Arbeitsanweisungen:
**A.** Drucken Sie aus dem Textauszug zum Policendarlehen wörtlich den Abschnitt zwischen „Bezahlt der Steuerpflichtige“ und „2006, 288) .“, beide Stellen eingeschlossen.
**B.** Geben Sie wieder, wie der Textauszug zum Policendarlehen nach seinem letzten Satz weitergeht.

Textauszug zum Lesen:
Keine unmittelbare und ausschließliche Verwendung von Policendarlehen zur Finanzierung von Anschaffungskosten und Herstellungskosten bei Verwendung für eine Zinscap-Gebühr - Steuerpflicht von Zinsen aus Kapitallebensversicherungen - Keine Aufteilung des Darlehens - Auslegung als Anfechtungsbegehren


Leitsatz

Bezahlt der Steuerpflichtige mit Mitteln aus einem durch eine Lebensversicherung gesicherten Policendarlehen eine Zinsbegrenzungsprämie (Zinscap-Gebühr), dient das Darlehen nicht unmittelbar und ausschließlich der Finanzierung der Anschaffungskosten eines dauernd zur Erzielung von Einkünften bestimmten Wirtschaftsgutes i.S. des § 10 Abs. 2 Satz 2 Buchst. a EStG (Anschluss an BFH-Urteil vom 12. Oktober 2005 VIII R 19/04, BFH/NV 2006, 288) .

Datenblock:
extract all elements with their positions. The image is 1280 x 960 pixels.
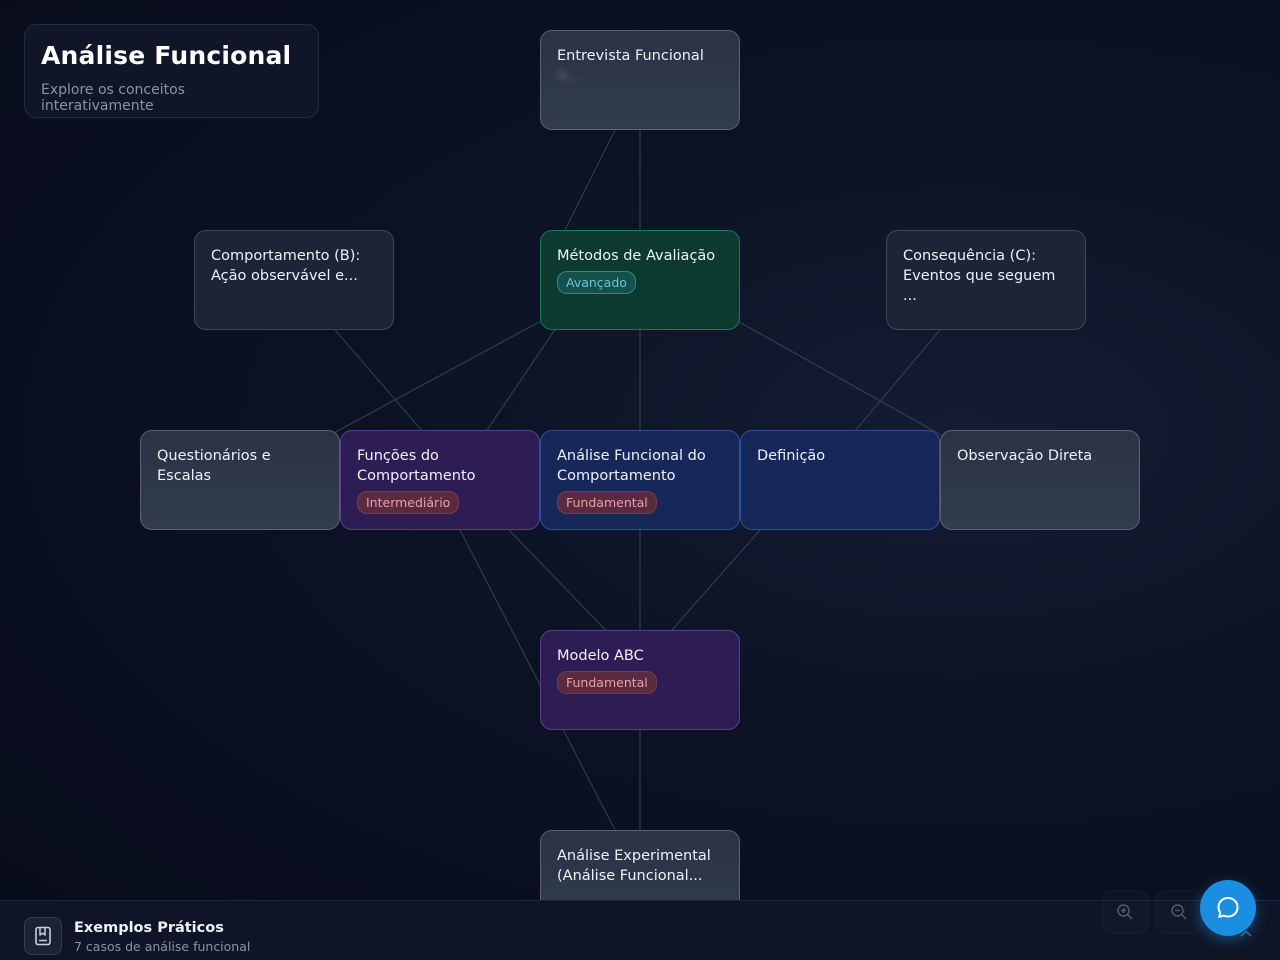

Lösungen je Aufgabe:
**A.**
Bezahlt der Steuerpflichtige mit Mitteln aus einem durch eine Lebensversicherung gesicherten Policendarlehen eine Zinsbegrenzungsprämie (Zinscap-Gebühr), dient das Darlehen nicht unmittelbar und ausschließlich der Finanzierung der Anschaffungskosten eines dauernd zur Erzielung von Einkünften bestimmten Wirtschaftsgutes i.S. des § 10 Abs. 2 Satz 2 Buchst. a EStG (Anschluss an BFH-Urteil vom 12. Oktober 2005 VIII R 19/04, BFH/NV 2006, 288) .

**B.**
Tatbestand

1

I. Mit Bescheid vom 29. Juni 2005 stellte der Beklagte und Revisionsbeklagte (das Finanzamt --[X.]--) gegenüber dem Kläger und Revisionskläger (Kläger) die Steuerpflicht von Zinsen aus Kapitallebensversicherungen gemäß § 29 der Einkommensteuer-Durchführungsverordnung i.V.m. § 20 Abs. 1 Nr. 6 des Einkommensteuergesetzes in der am 31. Dezember 2004 geltenden Fassung (EStG) gesondert fest, nachdem die [X.] im August 2004 angezeigt hatte, dieser habe die Ansprüche aus einer Kapitallebensversicherung in Höhe von 120.000 € zur langfristigen Sicherung eines Darlehens von 180.000 € für die Finanzierung einer Praxisübernahme eingesetzt.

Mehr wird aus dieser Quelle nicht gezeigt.